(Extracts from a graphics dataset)
§ §
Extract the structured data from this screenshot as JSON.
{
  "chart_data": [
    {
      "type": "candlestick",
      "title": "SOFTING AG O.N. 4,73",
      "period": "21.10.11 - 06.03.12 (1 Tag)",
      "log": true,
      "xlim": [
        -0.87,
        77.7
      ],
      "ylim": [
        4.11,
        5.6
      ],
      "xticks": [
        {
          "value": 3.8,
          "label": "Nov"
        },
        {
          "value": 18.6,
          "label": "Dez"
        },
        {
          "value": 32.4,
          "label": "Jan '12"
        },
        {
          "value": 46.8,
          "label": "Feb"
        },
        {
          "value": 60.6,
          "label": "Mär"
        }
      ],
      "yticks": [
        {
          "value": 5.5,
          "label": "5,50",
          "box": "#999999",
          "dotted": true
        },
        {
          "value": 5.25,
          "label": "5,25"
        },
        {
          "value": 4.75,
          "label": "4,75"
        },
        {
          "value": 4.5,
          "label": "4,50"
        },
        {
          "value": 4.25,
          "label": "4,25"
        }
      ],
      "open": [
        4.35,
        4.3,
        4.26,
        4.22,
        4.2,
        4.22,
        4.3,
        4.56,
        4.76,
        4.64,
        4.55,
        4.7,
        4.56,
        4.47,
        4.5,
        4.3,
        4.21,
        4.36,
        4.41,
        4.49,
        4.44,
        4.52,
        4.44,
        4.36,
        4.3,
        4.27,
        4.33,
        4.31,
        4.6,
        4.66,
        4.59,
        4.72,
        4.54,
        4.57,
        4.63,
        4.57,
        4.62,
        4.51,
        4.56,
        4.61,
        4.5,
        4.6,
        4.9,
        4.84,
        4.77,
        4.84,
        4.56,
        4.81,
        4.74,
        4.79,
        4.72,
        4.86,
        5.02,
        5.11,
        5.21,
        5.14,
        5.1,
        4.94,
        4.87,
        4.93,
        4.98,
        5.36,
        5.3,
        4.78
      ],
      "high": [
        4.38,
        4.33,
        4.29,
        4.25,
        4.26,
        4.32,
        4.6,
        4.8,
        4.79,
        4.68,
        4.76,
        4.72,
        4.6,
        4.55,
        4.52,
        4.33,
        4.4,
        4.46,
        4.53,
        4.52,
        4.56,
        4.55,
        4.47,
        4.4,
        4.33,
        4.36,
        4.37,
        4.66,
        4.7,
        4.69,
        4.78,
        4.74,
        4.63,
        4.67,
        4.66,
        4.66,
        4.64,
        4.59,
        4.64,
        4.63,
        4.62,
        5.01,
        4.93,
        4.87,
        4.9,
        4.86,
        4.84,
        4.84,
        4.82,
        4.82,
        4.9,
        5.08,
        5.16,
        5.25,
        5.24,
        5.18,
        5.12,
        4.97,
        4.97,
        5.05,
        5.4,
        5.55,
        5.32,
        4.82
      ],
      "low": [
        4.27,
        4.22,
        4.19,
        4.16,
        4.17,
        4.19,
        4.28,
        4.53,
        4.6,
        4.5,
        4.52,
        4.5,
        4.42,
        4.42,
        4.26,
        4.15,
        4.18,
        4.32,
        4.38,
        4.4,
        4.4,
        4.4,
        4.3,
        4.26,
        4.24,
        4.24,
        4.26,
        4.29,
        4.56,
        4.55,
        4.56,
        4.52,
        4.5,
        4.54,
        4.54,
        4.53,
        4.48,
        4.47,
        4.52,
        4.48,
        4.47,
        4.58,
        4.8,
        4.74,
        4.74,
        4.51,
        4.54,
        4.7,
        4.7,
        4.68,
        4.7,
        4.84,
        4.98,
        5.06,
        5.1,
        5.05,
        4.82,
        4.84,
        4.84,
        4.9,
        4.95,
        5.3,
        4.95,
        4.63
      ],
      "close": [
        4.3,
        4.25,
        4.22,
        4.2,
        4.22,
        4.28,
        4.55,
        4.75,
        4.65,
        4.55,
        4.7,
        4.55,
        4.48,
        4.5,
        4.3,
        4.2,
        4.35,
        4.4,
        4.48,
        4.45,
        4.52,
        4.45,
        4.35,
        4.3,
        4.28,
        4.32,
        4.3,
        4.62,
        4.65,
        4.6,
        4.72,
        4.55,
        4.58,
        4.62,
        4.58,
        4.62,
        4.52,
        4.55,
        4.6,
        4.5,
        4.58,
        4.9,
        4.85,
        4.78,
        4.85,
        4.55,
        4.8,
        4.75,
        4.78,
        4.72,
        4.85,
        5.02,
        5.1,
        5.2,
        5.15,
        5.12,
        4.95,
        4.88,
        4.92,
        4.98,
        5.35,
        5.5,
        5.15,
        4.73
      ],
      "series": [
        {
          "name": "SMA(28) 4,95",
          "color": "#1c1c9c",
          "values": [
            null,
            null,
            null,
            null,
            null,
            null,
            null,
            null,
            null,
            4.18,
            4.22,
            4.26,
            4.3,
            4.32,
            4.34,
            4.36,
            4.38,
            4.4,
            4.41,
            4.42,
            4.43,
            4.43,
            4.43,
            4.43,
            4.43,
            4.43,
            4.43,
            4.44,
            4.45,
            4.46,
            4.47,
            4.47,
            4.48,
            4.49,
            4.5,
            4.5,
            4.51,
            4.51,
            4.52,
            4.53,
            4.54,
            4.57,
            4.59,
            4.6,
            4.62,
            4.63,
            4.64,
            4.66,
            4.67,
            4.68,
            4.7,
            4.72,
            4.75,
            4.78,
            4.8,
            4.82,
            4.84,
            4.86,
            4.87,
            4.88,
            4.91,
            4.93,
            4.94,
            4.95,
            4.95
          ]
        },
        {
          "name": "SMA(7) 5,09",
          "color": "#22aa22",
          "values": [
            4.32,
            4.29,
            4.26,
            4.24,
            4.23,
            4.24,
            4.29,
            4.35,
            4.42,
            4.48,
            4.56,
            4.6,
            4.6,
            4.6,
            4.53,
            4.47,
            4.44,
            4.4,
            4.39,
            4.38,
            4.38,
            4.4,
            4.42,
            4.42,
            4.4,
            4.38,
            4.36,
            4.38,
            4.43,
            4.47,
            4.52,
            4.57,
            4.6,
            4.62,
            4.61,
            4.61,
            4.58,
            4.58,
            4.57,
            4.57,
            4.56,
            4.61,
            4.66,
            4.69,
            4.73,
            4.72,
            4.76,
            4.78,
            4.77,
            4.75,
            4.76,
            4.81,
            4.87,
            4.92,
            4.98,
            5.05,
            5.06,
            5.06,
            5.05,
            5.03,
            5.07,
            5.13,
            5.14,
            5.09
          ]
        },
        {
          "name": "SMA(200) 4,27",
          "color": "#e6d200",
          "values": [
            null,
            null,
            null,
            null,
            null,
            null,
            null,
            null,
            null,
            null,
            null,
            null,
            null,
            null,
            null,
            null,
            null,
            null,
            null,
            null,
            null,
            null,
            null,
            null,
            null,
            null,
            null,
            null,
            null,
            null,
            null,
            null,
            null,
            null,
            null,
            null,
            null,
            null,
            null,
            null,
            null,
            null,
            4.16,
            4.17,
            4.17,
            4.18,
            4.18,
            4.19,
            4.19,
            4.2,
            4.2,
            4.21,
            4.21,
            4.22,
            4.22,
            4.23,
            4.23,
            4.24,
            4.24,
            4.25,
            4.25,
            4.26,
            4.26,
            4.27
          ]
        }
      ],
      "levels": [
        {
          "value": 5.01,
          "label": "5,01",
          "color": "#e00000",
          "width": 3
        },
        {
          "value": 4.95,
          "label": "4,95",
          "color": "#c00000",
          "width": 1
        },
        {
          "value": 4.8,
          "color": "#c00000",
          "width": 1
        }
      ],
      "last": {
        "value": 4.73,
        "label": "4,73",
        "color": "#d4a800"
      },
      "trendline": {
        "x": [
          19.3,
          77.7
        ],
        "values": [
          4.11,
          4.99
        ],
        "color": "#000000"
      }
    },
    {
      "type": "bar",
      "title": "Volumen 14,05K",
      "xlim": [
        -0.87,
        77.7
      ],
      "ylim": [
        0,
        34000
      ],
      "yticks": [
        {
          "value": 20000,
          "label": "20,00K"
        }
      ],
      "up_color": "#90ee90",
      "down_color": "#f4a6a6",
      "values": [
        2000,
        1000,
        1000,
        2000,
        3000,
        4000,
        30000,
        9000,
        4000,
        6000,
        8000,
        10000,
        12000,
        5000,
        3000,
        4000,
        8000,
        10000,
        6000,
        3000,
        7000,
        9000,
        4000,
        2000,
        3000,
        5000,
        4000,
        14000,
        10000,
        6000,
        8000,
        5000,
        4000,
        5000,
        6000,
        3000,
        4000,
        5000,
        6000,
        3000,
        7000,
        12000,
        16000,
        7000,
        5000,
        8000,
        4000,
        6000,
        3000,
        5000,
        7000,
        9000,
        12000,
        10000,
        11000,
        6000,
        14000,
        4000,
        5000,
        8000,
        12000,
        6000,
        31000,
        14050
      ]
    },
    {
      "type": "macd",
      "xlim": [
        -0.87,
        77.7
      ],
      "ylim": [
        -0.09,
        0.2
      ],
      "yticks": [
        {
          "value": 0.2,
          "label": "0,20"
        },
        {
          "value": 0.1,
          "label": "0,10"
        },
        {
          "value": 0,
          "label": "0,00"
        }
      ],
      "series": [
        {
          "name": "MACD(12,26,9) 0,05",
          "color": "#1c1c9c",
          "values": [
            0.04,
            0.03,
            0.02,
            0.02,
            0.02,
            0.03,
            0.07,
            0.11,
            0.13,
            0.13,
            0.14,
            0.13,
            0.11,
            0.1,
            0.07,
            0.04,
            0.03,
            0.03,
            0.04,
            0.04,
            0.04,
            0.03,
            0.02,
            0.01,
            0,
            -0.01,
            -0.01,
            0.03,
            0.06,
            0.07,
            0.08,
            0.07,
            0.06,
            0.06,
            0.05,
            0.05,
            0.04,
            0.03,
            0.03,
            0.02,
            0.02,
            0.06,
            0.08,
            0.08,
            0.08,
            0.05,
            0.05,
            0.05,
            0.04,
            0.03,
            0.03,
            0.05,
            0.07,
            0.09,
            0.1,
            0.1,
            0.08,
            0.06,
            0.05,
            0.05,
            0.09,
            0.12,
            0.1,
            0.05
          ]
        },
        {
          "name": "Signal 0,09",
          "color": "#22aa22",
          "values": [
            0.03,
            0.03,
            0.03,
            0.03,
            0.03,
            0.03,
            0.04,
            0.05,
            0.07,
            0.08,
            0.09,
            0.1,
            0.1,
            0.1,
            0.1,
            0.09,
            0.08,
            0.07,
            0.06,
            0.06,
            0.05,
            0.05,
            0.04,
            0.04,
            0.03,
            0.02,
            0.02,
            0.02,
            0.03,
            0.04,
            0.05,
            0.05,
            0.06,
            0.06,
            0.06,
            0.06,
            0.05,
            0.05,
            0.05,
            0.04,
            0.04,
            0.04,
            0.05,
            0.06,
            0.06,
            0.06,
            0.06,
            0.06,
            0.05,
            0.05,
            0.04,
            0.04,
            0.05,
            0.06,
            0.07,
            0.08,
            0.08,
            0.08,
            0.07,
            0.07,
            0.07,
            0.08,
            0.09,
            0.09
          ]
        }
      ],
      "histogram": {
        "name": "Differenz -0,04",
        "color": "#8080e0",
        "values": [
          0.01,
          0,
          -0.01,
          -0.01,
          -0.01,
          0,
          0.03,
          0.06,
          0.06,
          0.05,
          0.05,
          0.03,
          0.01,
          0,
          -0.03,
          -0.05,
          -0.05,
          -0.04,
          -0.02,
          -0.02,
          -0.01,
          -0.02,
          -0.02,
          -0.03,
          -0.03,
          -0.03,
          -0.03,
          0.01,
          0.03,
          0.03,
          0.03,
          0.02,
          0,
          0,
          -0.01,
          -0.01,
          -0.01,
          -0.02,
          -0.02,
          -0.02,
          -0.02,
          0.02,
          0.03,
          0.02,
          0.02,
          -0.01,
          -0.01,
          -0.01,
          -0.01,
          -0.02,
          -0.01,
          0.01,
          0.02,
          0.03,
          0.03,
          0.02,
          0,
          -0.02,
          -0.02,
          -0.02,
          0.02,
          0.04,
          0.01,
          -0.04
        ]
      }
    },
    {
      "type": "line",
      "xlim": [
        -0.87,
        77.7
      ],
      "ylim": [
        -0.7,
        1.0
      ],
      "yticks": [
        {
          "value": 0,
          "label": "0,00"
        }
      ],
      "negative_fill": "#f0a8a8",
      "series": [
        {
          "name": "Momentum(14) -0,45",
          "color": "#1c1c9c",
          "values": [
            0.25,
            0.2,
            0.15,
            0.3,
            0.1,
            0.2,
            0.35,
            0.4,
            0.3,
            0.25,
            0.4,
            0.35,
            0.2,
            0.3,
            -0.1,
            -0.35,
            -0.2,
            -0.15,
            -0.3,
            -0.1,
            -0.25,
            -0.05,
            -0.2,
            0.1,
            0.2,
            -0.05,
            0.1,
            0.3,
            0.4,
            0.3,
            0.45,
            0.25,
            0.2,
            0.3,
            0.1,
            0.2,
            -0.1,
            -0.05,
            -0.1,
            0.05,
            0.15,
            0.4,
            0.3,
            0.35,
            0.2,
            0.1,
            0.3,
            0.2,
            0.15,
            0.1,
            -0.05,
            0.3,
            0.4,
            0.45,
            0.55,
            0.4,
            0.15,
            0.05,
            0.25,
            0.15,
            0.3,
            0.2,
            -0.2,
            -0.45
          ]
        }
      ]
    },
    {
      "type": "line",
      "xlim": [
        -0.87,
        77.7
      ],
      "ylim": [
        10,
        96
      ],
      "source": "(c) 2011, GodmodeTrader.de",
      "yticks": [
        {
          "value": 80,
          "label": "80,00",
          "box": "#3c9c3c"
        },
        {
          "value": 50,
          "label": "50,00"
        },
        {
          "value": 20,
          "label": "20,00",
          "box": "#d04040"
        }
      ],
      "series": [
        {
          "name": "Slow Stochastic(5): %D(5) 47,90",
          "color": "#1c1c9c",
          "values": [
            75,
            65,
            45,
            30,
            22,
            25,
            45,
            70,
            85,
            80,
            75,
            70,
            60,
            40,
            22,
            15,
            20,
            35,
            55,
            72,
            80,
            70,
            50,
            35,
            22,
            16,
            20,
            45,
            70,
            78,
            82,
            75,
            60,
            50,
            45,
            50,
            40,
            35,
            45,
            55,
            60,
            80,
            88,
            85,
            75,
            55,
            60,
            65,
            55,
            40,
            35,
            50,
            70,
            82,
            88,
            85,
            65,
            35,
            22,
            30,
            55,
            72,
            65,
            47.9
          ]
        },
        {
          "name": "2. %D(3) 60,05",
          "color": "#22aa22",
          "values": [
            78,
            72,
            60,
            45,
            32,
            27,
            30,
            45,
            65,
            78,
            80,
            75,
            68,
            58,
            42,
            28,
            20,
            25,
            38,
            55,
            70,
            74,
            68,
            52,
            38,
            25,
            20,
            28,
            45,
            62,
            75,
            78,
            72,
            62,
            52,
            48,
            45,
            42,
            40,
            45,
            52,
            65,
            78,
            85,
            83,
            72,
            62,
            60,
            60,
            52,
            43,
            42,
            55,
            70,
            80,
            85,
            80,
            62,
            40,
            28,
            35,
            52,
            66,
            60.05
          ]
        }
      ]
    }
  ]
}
§ §
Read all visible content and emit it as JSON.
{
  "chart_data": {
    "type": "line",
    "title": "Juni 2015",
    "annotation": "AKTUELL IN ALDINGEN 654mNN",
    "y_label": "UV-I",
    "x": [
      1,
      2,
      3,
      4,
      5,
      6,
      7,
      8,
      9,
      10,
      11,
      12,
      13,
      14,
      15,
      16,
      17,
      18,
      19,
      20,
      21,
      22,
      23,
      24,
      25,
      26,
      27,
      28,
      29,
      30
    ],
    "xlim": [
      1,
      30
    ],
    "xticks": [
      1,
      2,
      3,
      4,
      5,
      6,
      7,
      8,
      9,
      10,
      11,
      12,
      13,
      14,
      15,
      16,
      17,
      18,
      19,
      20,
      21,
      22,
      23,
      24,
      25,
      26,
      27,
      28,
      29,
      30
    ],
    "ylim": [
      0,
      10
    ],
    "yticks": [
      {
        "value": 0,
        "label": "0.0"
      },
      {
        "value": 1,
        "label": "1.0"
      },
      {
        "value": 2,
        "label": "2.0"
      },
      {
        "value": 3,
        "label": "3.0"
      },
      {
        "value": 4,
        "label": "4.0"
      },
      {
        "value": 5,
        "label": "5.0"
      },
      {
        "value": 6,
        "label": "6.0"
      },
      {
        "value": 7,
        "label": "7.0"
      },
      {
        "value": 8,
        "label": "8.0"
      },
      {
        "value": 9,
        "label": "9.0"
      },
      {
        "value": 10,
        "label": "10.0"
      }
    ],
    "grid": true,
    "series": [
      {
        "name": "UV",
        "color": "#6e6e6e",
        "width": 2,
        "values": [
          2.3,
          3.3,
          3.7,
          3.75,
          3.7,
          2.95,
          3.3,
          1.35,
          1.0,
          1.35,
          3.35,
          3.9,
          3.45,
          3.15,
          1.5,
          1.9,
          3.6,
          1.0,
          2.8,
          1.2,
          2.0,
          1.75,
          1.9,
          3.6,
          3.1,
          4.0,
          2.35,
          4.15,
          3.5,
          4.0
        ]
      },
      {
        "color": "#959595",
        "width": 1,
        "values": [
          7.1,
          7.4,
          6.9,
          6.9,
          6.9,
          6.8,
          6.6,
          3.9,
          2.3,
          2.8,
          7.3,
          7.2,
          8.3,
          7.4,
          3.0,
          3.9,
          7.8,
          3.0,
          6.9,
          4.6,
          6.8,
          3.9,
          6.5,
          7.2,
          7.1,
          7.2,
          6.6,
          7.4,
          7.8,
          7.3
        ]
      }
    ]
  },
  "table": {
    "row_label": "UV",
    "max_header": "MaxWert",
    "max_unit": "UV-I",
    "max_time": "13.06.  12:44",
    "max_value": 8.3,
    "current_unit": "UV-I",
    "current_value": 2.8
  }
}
§ §
Task to carry out — Return every line above that contains the word "type".

In response —
      "type": "candlestick",
      "type": "bar",
      "type": "macd",
      "type": "line",
      "type": "line",
    "type": "line",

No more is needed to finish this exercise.